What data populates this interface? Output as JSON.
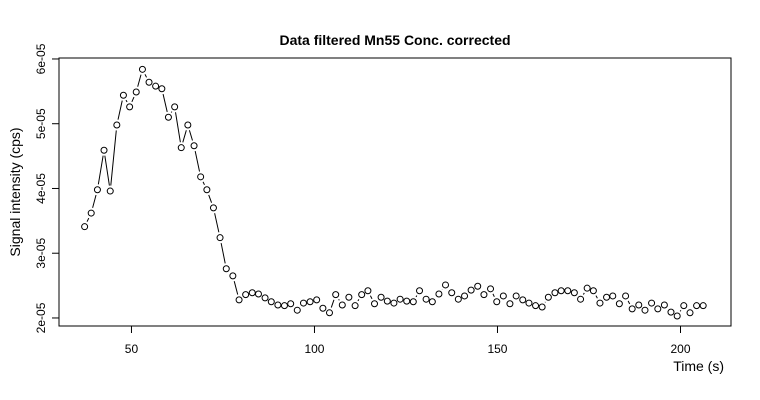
{
  "chart_data": {
    "type": "line",
    "title": "Data filtered Mn55 Conc. corrected",
    "x_label": "Time (s)",
    "y_label": "Signal intensity (cps)",
    "color": "#000000",
    "xlim": [
      30.2,
      213.8
    ],
    "ylim": [
      1.876e-05,
      6.015e-05
    ],
    "xticks": [
      50,
      100,
      150,
      200
    ],
    "yticks": [
      {
        "value": 2e-05,
        "label": "2e-05"
      },
      {
        "value": 3e-05,
        "label": "3e-05"
      },
      {
        "value": 4e-05,
        "label": "4e-05"
      },
      {
        "value": 5e-05,
        "label": "5e-05"
      },
      {
        "value": 6e-05,
        "label": "6e-05"
      }
    ],
    "x": [
      37.2,
      39.0,
      40.7,
      42.5,
      44.2,
      46.0,
      47.8,
      49.5,
      51.3,
      53.0,
      54.8,
      56.6,
      58.3,
      60.1,
      61.8,
      63.6,
      65.4,
      67.1,
      68.9,
      70.6,
      72.4,
      74.2,
      75.9,
      77.7,
      79.4,
      81.2,
      83.0,
      84.7,
      86.5,
      88.2,
      90.0,
      91.8,
      93.5,
      95.3,
      97.0,
      98.8,
      100.6,
      102.3,
      104.1,
      105.8,
      107.6,
      109.4,
      111.1,
      112.9,
      114.6,
      116.4,
      118.2,
      119.9,
      121.7,
      123.4,
      125.2,
      127.0,
      128.7,
      130.5,
      132.2,
      134.0,
      135.8,
      137.5,
      139.3,
      141.0,
      142.8,
      144.6,
      146.3,
      148.1,
      149.8,
      151.6,
      153.4,
      155.1,
      156.9,
      158.6,
      160.4,
      162.2,
      163.9,
      165.7,
      167.4,
      169.2,
      171.0,
      172.7,
      174.5,
      176.2,
      178.0,
      179.8,
      181.5,
      183.3,
      185.0,
      186.8,
      188.6,
      190.3,
      192.1,
      193.8,
      195.6,
      197.4,
      199.1,
      200.9,
      202.6,
      204.4,
      206.2
    ],
    "series": [
      {
        "name": "Mn55",
        "values": [
          3.41e-05,
          3.62e-05,
          3.98e-05,
          4.59e-05,
          3.96e-05,
          4.98e-05,
          5.44e-05,
          5.26e-05,
          5.49e-05,
          5.84e-05,
          5.64e-05,
          5.58e-05,
          5.54e-05,
          5.1e-05,
          5.26e-05,
          4.63e-05,
          4.98e-05,
          4.66e-05,
          4.18e-05,
          3.98e-05,
          3.7e-05,
          3.24e-05,
          2.76e-05,
          2.65e-05,
          2.28e-05,
          2.36e-05,
          2.39e-05,
          2.37e-05,
          2.31e-05,
          2.25e-05,
          2.2e-05,
          2.19e-05,
          2.22e-05,
          2.12e-05,
          2.23e-05,
          2.25e-05,
          2.28e-05,
          2.15e-05,
          2.08e-05,
          2.36e-05,
          2.2e-05,
          2.32e-05,
          2.19e-05,
          2.36e-05,
          2.42e-05,
          2.22e-05,
          2.32e-05,
          2.26e-05,
          2.23e-05,
          2.29e-05,
          2.26e-05,
          2.25e-05,
          2.42e-05,
          2.29e-05,
          2.25e-05,
          2.37e-05,
          2.51e-05,
          2.39e-05,
          2.29e-05,
          2.34e-05,
          2.43e-05,
          2.49e-05,
          2.36e-05,
          2.45e-05,
          2.25e-05,
          2.34e-05,
          2.22e-05,
          2.34e-05,
          2.28e-05,
          2.23e-05,
          2.19e-05,
          2.17e-05,
          2.32e-05,
          2.39e-05,
          2.42e-05,
          2.42e-05,
          2.39e-05,
          2.29e-05,
          2.46e-05,
          2.42e-05,
          2.23e-05,
          2.32e-05,
          2.34e-05,
          2.22e-05,
          2.34e-05,
          2.14e-05,
          2.2e-05,
          2.12e-05,
          2.23e-05,
          2.14e-05,
          2.2e-05,
          2.09e-05,
          2.03e-05,
          2.19e-05,
          2.08e-05,
          2.19e-05,
          2.19e-05
        ]
      }
    ]
  }
}
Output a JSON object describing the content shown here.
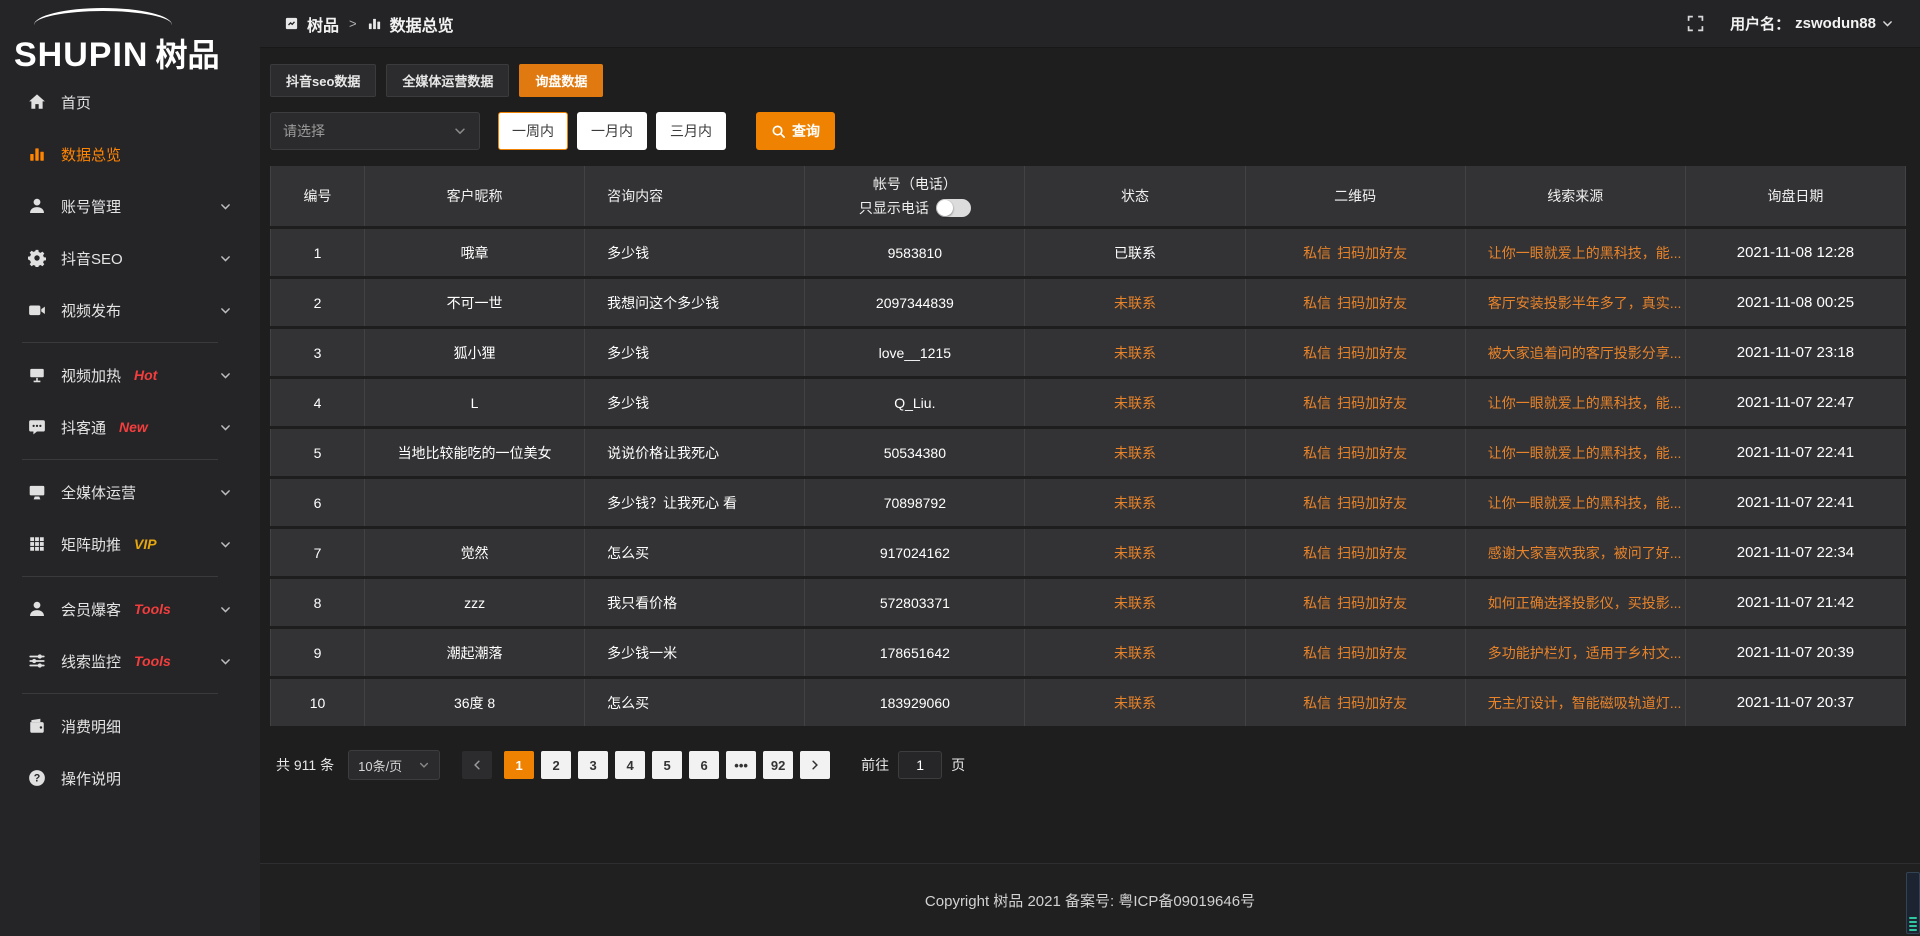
{
  "colors": {
    "accent": "#ef8200",
    "tab_active": "#e0790f",
    "link_orange": "#e8832a",
    "badge_red": "#f43d3d",
    "badge_gold": "#e5a60f",
    "widget_teal": "#2ec7a0"
  },
  "logo": {
    "brand_en": "SHUPIN",
    "brand_cn": "树品"
  },
  "header": {
    "breadcrumb": {
      "root": "树品",
      "separator": ">",
      "current": "数据总览"
    },
    "username_label": "用户名：",
    "username": "zswodun88"
  },
  "sidebar": {
    "items": [
      {
        "label": "首页",
        "icon": "home"
      },
      {
        "label": "数据总览",
        "icon": "chart",
        "active": true
      },
      {
        "label": "账号管理",
        "icon": "user",
        "chevron": "chevron-down"
      },
      {
        "label": "抖音SEO",
        "icon": "gear",
        "chevron": "chevron-down"
      },
      {
        "label": "视频发布",
        "icon": "video",
        "chevron": "chevron-down"
      },
      {
        "divider": true
      },
      {
        "label": "视频加热",
        "icon": "billboard",
        "badge": "Hot",
        "badge_class": "red",
        "chevron": "chevron-down"
      },
      {
        "label": "抖客通",
        "icon": "chat",
        "badge": "New",
        "badge_class": "red",
        "chevron": "chevron-down"
      },
      {
        "divider": true
      },
      {
        "label": "全媒体运营",
        "icon": "monitor",
        "chevron": "chevron-down"
      },
      {
        "label": "矩阵助推",
        "icon": "grid",
        "badge": "VIP",
        "badge_class": "gold",
        "chevron": "chevron-down"
      },
      {
        "divider": true
      },
      {
        "label": "会员爆客",
        "icon": "user",
        "badge": "Tools",
        "badge_class": "red",
        "chevron": "chevron-down"
      },
      {
        "label": "线索监控",
        "icon": "sliders",
        "badge": "Tools",
        "badge_class": "red",
        "chevron": "chevron-down"
      },
      {
        "divider": true
      },
      {
        "label": "消费明细",
        "icon": "wallet"
      },
      {
        "label": "操作说明",
        "icon": "help"
      }
    ]
  },
  "tabs": [
    {
      "label": "抖音seo数据"
    },
    {
      "label": "全媒体运营数据"
    },
    {
      "label": "询盘数据",
      "active": true
    }
  ],
  "filters": {
    "select_placeholder": "请选择",
    "ranges": [
      {
        "label": "一周内",
        "active": true
      },
      {
        "label": "一月内"
      },
      {
        "label": "三月内"
      }
    ],
    "search_label": "查询"
  },
  "table": {
    "headers": [
      "编号",
      "客户昵称",
      "咨询内容",
      "帐号（电话）",
      "状态",
      "二维码",
      "线索来源",
      "询盘日期"
    ],
    "phone_toggle_label": "只显示电话",
    "rows": [
      {
        "no": "1",
        "nickname": "哦章",
        "content": "多少钱",
        "account": "9583810",
        "status": "已联系",
        "status_class": "contacted",
        "qr_msg": "私信",
        "qr_scan": "扫码加好友",
        "source": "让你一眼就爱上的黑科技，能...",
        "date": "2021-11-08 12:28"
      },
      {
        "no": "2",
        "nickname": "不可一世",
        "content": "我想问这个多少钱",
        "account": "2097344839",
        "status": "未联系",
        "status_class": "uncontacted",
        "qr_msg": "私信",
        "qr_scan": "扫码加好友",
        "source": "客厅安装投影半年多了，真实...",
        "date": "2021-11-08 00:25"
      },
      {
        "no": "3",
        "nickname": "狐小狸",
        "content": "多少钱",
        "account": "love__1215",
        "status": "未联系",
        "status_class": "uncontacted",
        "qr_msg": "私信",
        "qr_scan": "扫码加好友",
        "source": "被大家追着问的客厅投影分享...",
        "date": "2021-11-07 23:18"
      },
      {
        "no": "4",
        "nickname": "L",
        "content": "多少钱",
        "account": "Q_Liu.",
        "status": "未联系",
        "status_class": "uncontacted",
        "qr_msg": "私信",
        "qr_scan": "扫码加好友",
        "source": "让你一眼就爱上的黑科技，能...",
        "date": "2021-11-07 22:47"
      },
      {
        "no": "5",
        "nickname": "当地比较能吃的一位美女",
        "content": "说说价格让我死心",
        "account": "50534380",
        "status": "未联系",
        "status_class": "uncontacted",
        "qr_msg": "私信",
        "qr_scan": "扫码加好友",
        "source": "让你一眼就爱上的黑科技，能...",
        "date": "2021-11-07 22:41"
      },
      {
        "no": "6",
        "nickname": "",
        "content": "多少钱？让我死心 看",
        "account": "70898792",
        "status": "未联系",
        "status_class": "uncontacted",
        "qr_msg": "私信",
        "qr_scan": "扫码加好友",
        "source": "让你一眼就爱上的黑科技，能...",
        "date": "2021-11-07 22:41"
      },
      {
        "no": "7",
        "nickname": "觉然",
        "content": "怎么买",
        "account": "917024162",
        "status": "未联系",
        "status_class": "uncontacted",
        "qr_msg": "私信",
        "qr_scan": "扫码加好友",
        "source": "感谢大家喜欢我家，被问了好...",
        "date": "2021-11-07 22:34"
      },
      {
        "no": "8",
        "nickname": "zzz",
        "content": "我只看价格",
        "account": "572803371",
        "status": "未联系",
        "status_class": "uncontacted",
        "qr_msg": "私信",
        "qr_scan": "扫码加好友",
        "source": "如何正确选择投影仪，买投影...",
        "date": "2021-11-07 21:42"
      },
      {
        "no": "9",
        "nickname": "潮起潮落",
        "content": "多少钱一米",
        "account": "178651642",
        "status": "未联系",
        "status_class": "uncontacted",
        "qr_msg": "私信",
        "qr_scan": "扫码加好友",
        "source": "多功能护栏灯，适用于乡村文...",
        "date": "2021-11-07 20:39"
      },
      {
        "no": "10",
        "nickname": "36度 8",
        "content": "怎么买",
        "account": "183929060",
        "status": "未联系",
        "status_class": "uncontacted",
        "qr_msg": "私信",
        "qr_scan": "扫码加好友",
        "source": "无主灯设计，智能磁吸轨道灯...",
        "date": "2021-11-07 20:37"
      }
    ]
  },
  "pagination": {
    "total": "共 911 条",
    "page_size": "10条/页",
    "pages": [
      {
        "label": "1",
        "active": true
      },
      {
        "label": "2"
      },
      {
        "label": "3"
      },
      {
        "label": "4"
      },
      {
        "label": "5"
      },
      {
        "label": "6"
      },
      {
        "label": "•••",
        "ellipsis": true
      },
      {
        "label": "92"
      }
    ],
    "goto_label": "前往",
    "goto_value": "1",
    "goto_unit": "页"
  },
  "footer": {
    "copyright": "Copyright 树品 2021 备案号: 粤ICP备09019646号"
  }
}
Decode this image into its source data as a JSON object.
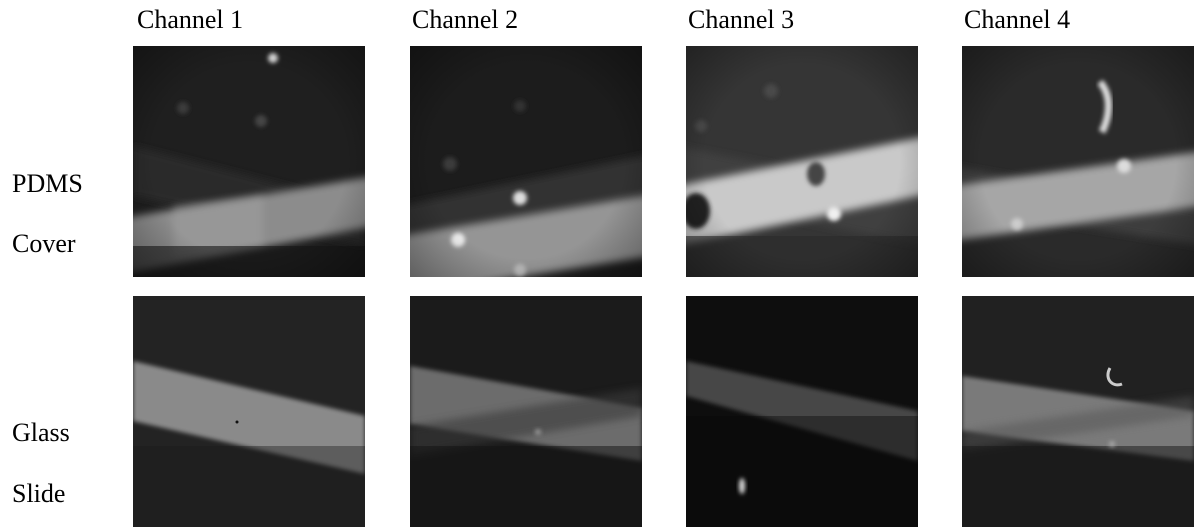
{
  "column_headers": [
    "Channel 1",
    "Channel 2",
    "Channel 3",
    "Channel 4"
  ],
  "row_labels": [
    [
      "PDMS",
      "Cover"
    ],
    [
      "Glass",
      "Slide"
    ]
  ]
}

-.-.-

• **STATED PROBLEM**: Go over the records above and tally each line that includes "content". Give the total by itself.

• **ANSWER TO THE TASK**: 11